## Records for the task:
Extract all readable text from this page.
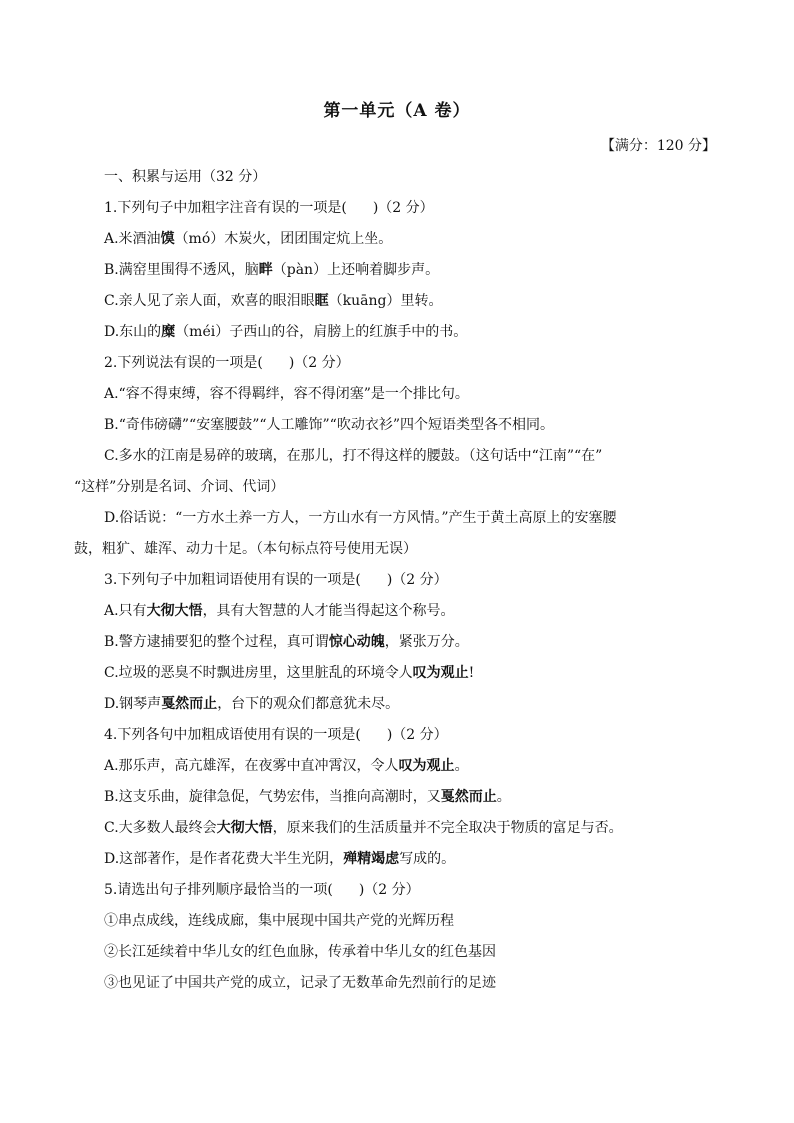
第一单元（A 卷）
【满分：120 分】
一、积累与运用（32 分）
1.下列句子中加粗字注音有误的一项是( )（2 分）
A.米酒油馍（mó）木炭火，团团围定炕上坐。
B.满窑里围得不透风，脑畔（pàn）上还响着脚步声。
C.亲人见了亲人面，欢喜的眼泪眼眶（kuāng）里转。
D.东山的糜（méi）子西山的谷，肩膀上的红旗手中的书。
2.下列说法有误的一项是( )（2 分）
A.“容不得束缚，容不得羁绊，容不得闭塞”是一个排比句。
B.“奇伟磅礴”“安塞腰鼓”“人工雕饰”“吹动衣衫”四个短语类型各不相同。
C.多水的江南是易碎的玻璃，在那儿，打不得这样的腰鼓。（这句话中“江南”“在”
“这样”分别是名词、介词、代词）
D.俗话说：“一方水土养一方人，一方山水有一方风情。”产生于黄土高原上的安塞腰
鼓，粗犷、雄浑、动力十足。（本句标点符号使用无误）
3.下列句子中加粗词语使用有误的一项是( )（2 分）
A.只有大彻大悟，具有大智慧的人才能当得起这个称号。
B.警方逮捕要犯的整个过程，真可谓惊心动魄，紧张万分。
C.垃圾的恶臭不时飘进房里，这里脏乱的环境令人叹为观止!
D.钢琴声戛然而止，台下的观众们都意犹未尽。
4.下列各句中加粗成语使用有误的一项是( )（2 分）
A.那乐声，高亢雄浑，在夜雾中直冲霄汉，令人叹为观止。
B.这支乐曲，旋律急促，气势宏伟，当推向高潮时，又戛然而止。
C.大多数人最终会大彻大悟，原来我们的生活质量并不完全取决于物质的富足与否。
D.这部著作，是作者花费大半生光阴，殚精竭虑写成的。
5.请选出句子排列顺序最恰当的一项( )（2 分）
①串点成线，连线成廊，集中展现中国共产党的光辉历程
②长江延续着中华儿女的红色血脉，传承着中华儿女的红色基因
③也见证了中国共产党的成立，记录了无数革命先烈前行的足迹
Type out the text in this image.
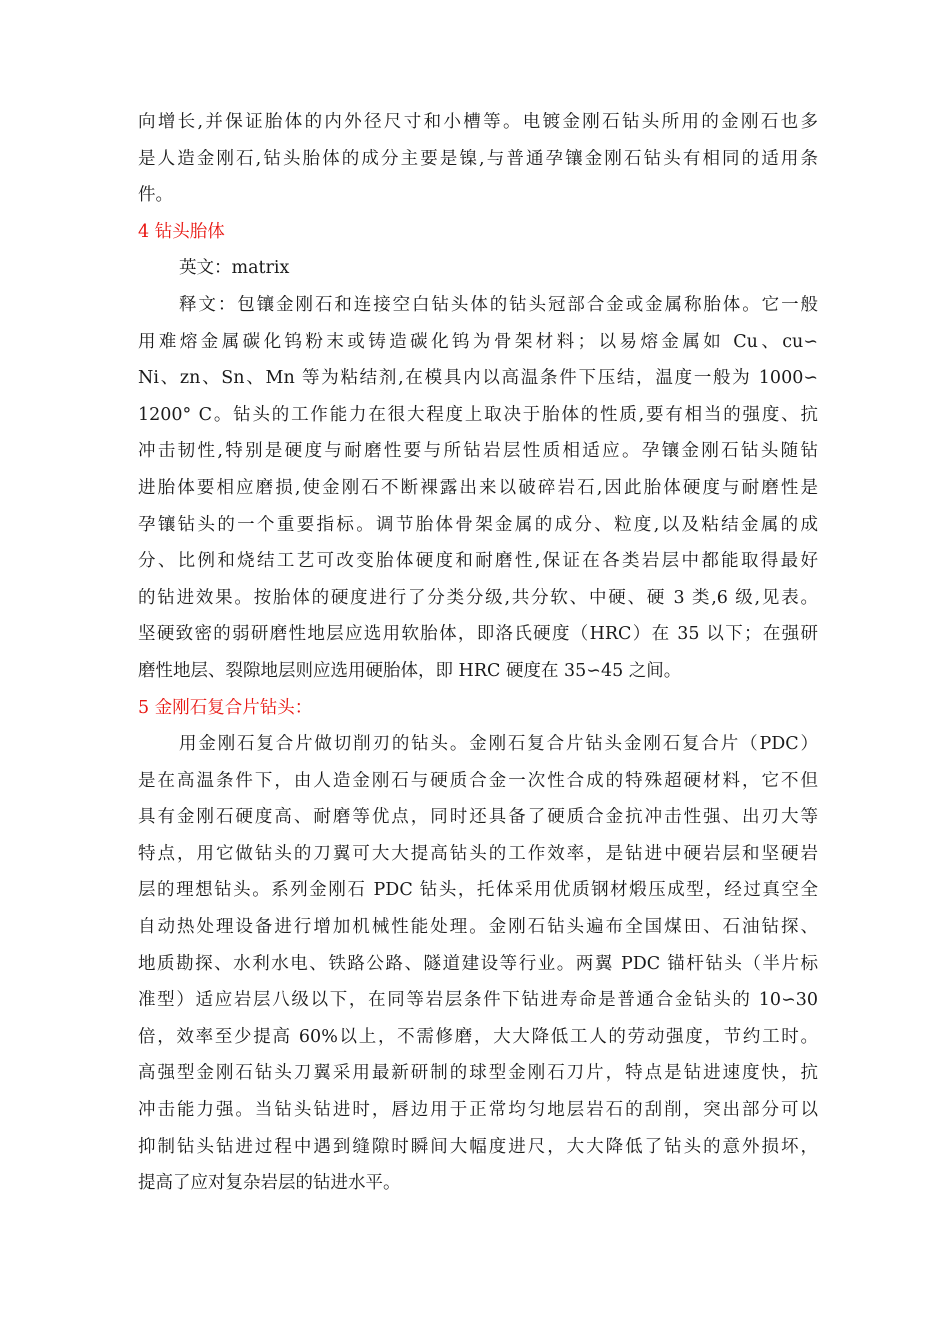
向增长,并保证胎体的内外径尺寸和小槽等。电镀金刚石钻头所用的金刚石也多
是人造金刚石,钻头胎体的成分主要是镍,与普通孕镶金刚石钻头有相同的适用条
件。
4 钻头胎体
英文：matrix
释文：包镶金刚石和连接空白钻头体的钻头冠部合金或金属称胎体。它一般
用难熔金属碳化钨粉末或铸造碳化钨为骨架材料；以易熔金属如 Cu、cu∽
Ni、zn、Sn、Mn 等为粘结剂,在模具内以高温条件下压结，温度一般为 1000∽
1200° C。钻头的工作能力在很大程度上取决于胎体的性质,要有相当的强度、抗
冲击韧性,特别是硬度与耐磨性要与所钻岩层性质相适应。孕镶金刚石钻头随钻
进胎体要相应磨损,使金刚石不断裸露出来以破碎岩石,因此胎体硬度与耐磨性是
孕镶钻头的一个重要指标。调节胎体骨架金属的成分、粒度,以及粘结金属的成
分、比例和烧结工艺可改变胎体硬度和耐磨性,保证在各类岩层中都能取得最好
的钻进效果。按胎体的硬度进行了分类分级,共分软、中硬、硬 3 类,6 级,见表。
坚硬致密的弱研磨性地层应选用软胎体，即洛氏硬度（HRC）在 35 以下；在强研
磨性地层、裂隙地层则应选用硬胎体，即 HRC 硬度在 35∽45 之间。
5 金刚石复合片钻头：
用金刚石复合片做切削刃的钻头。金刚石复合片钻头金刚石复合片（PDC）
是在高温条件下，由人造金刚石与硬质合金一次性合成的特殊超硬材料，它不但
具有金刚石硬度高、耐磨等优点，同时还具备了硬质合金抗冲击性强、出刃大等
特点，用它做钻头的刀翼可大大提高钻头的工作效率，是钻进中硬岩层和坚硬岩
层的理想钻头。系列金刚石 PDC 钻头，托体采用优质钢材煅压成型，经过真空全
自动热处理设备进行增加机械性能处理。金刚石钻头遍布全国煤田、石油钻探、
地质勘探、水利水电、铁路公路、隧道建设等行业。两翼 PDC 锚杆钻头（半片标
准型）适应岩层八级以下，在同等岩层条件下钻进寿命是普通合金钻头的 10∽30
倍，效率至少提高 60%以上，不需修磨，大大降低工人的劳动强度，节约工时。
高强型金刚石钻头刀翼采用最新研制的球型金刚石刀片，特点是钻进速度快，抗
冲击能力强。当钻头钻进时，唇边用于正常均匀地层岩石的刮削，突出部分可以
抑制钻头钻进过程中遇到缝隙时瞬间大幅度进尺，大大降低了钻头的意外损坏，
提高了应对复杂岩层的钻进水平。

## Exercise aim:
Copy out each line that contains the word "this".

## Full response:
Extract all readable text from this page.
Type out the text in this image.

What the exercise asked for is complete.